-- Task item --
Although the records contain pictures, only their text should be set down, exactly as written.

-- Excerpts from a dataset --
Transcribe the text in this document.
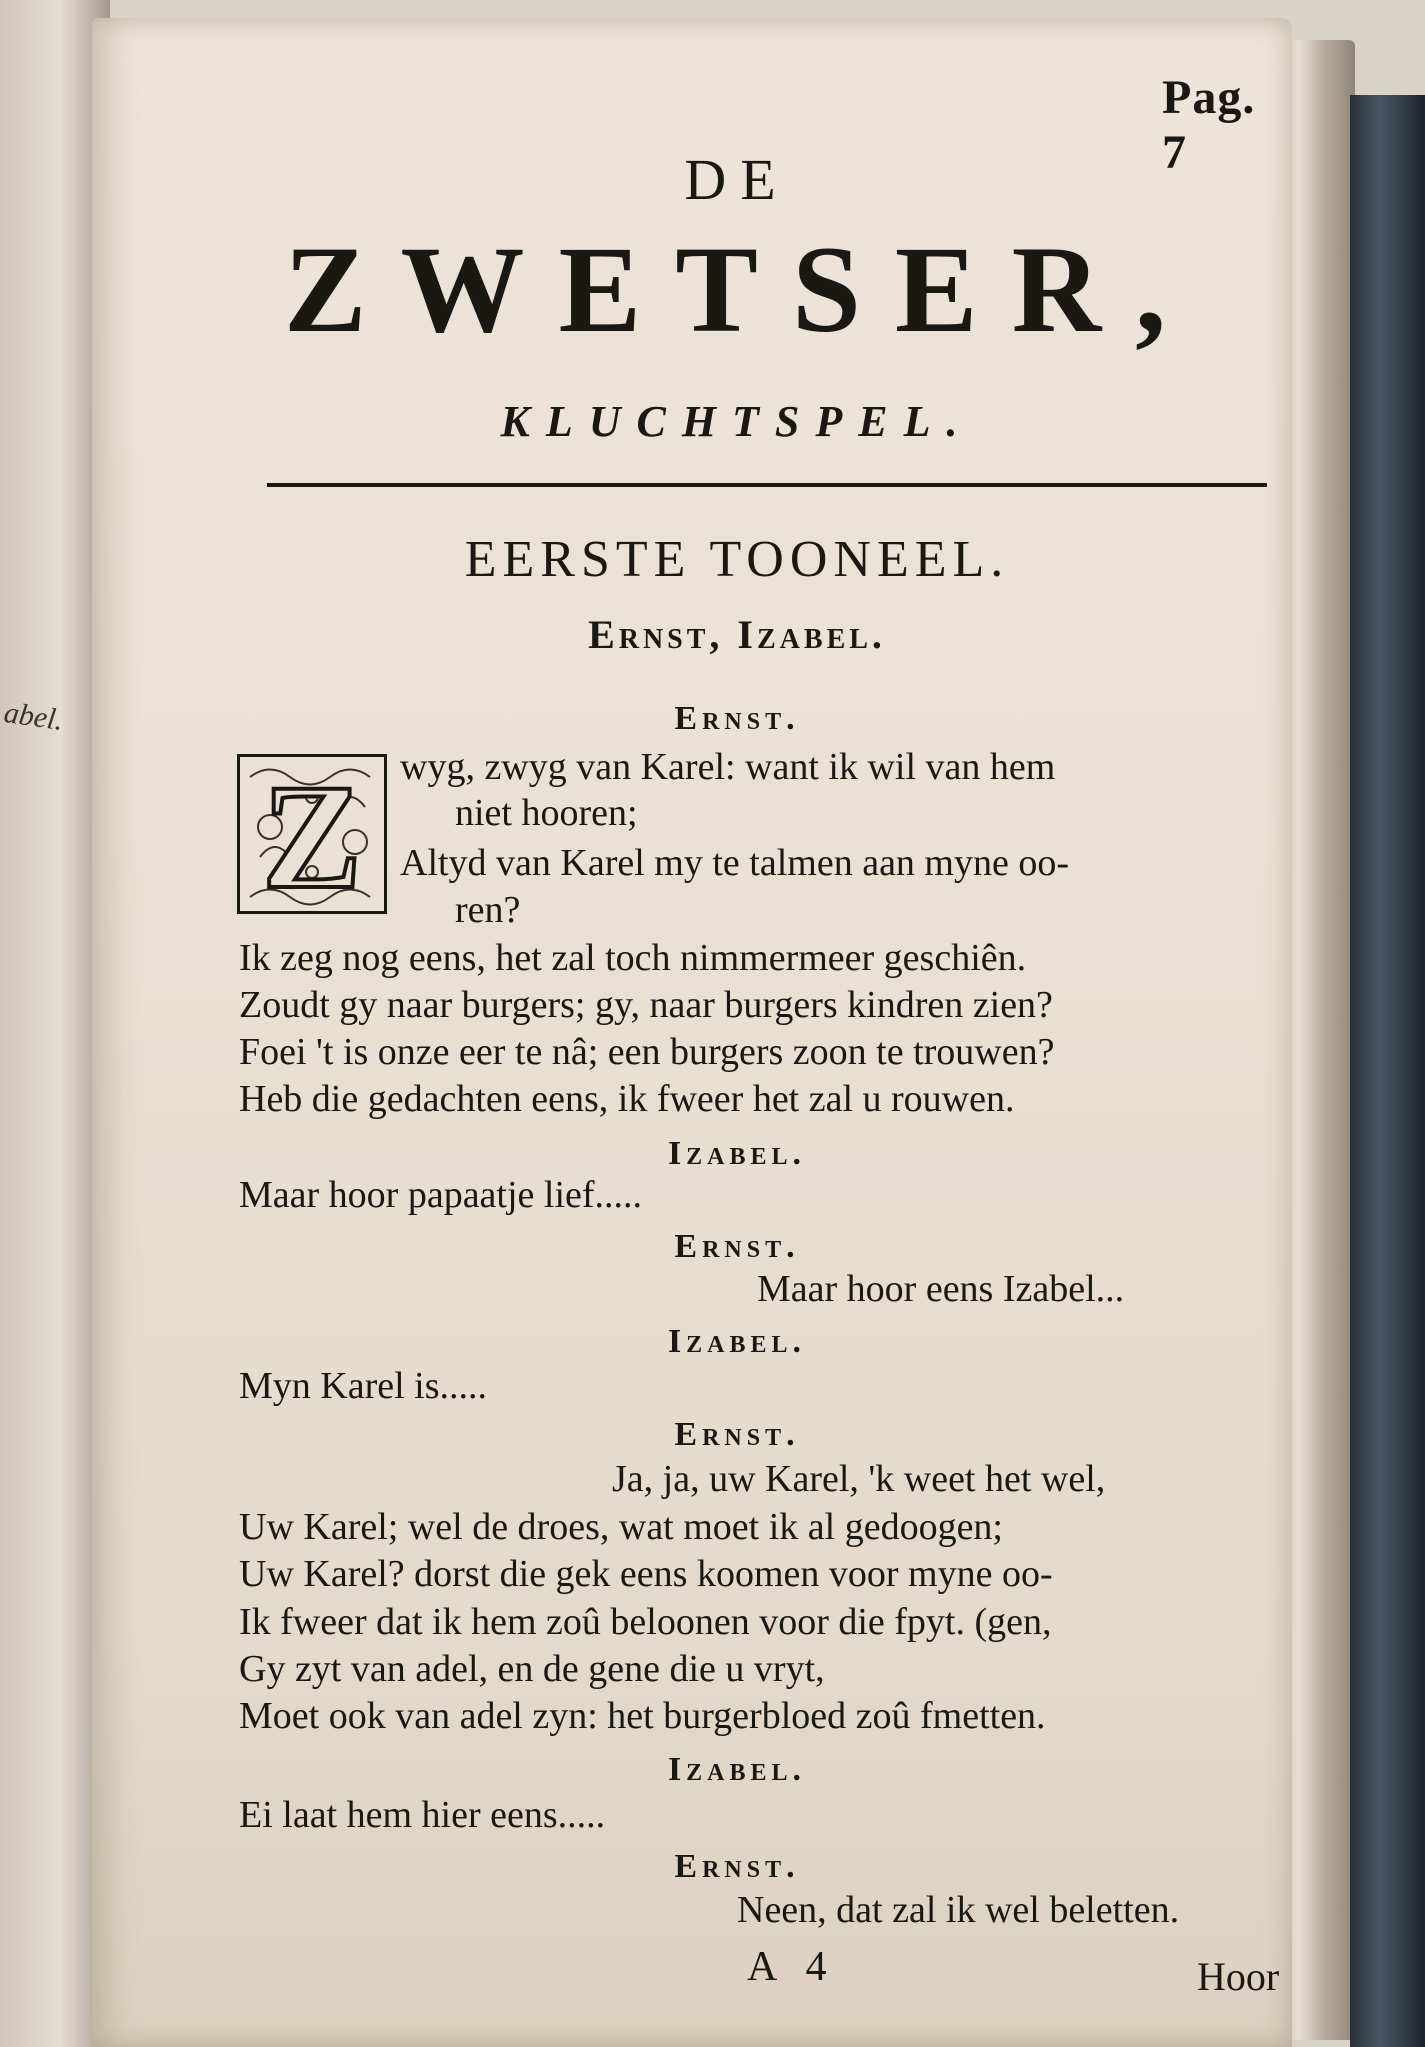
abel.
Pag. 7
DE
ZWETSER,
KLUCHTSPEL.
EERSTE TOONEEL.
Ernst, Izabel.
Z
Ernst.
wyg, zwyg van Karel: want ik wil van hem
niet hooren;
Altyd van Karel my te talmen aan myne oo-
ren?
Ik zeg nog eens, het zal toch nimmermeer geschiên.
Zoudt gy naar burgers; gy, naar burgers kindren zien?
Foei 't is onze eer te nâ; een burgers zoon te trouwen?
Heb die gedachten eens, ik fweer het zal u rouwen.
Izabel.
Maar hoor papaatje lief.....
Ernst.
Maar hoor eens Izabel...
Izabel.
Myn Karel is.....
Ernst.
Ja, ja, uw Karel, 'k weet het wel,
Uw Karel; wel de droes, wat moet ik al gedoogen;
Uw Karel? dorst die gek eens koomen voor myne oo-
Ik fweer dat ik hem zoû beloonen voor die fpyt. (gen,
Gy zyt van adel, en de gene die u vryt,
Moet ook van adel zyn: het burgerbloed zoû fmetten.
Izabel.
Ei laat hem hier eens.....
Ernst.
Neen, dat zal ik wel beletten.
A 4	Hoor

-- Response to this exercise --
Transcribe the text in this document.
abel.
Pag. 7
DE
ZWETSER,
KLUCHTSPEL.
EERSTE TOONEEL.
Ernst, Izabel.
Z
Ernst.
wyg, zwyg van Karel: want ik wil van hem
niet hooren;
Altyd van Karel my te talmen aan myne oo-
ren?
Ik zeg nog eens, het zal toch nimmermeer geschiên.
Zoudt gy naar burgers; gy, naar burgers kindren zien?
Foei 't is onze eer te nâ; een burgers zoon te trouwen?
Heb die gedachten eens, ik fweer het zal u rouwen.
Izabel.
Maar hoor papaatje lief.....
Ernst.
Maar hoor eens Izabel...
Izabel.
Myn Karel is.....
Ernst.
Ja, ja, uw Karel, 'k weet het wel,
Uw Karel; wel de droes, wat moet ik al gedoogen;
Uw Karel? dorst die gek eens koomen voor myne oo-
Ik fweer dat ik hem zoû beloonen voor die fpyt. (gen,
Gy zyt van adel, en de gene die u vryt,
Moet ook van adel zyn: het burgerbloed zoû fmetten.
Izabel.
Ei laat hem hier eens.....
Ernst.
Neen, dat zal ik wel beletten.
A 4	Hoor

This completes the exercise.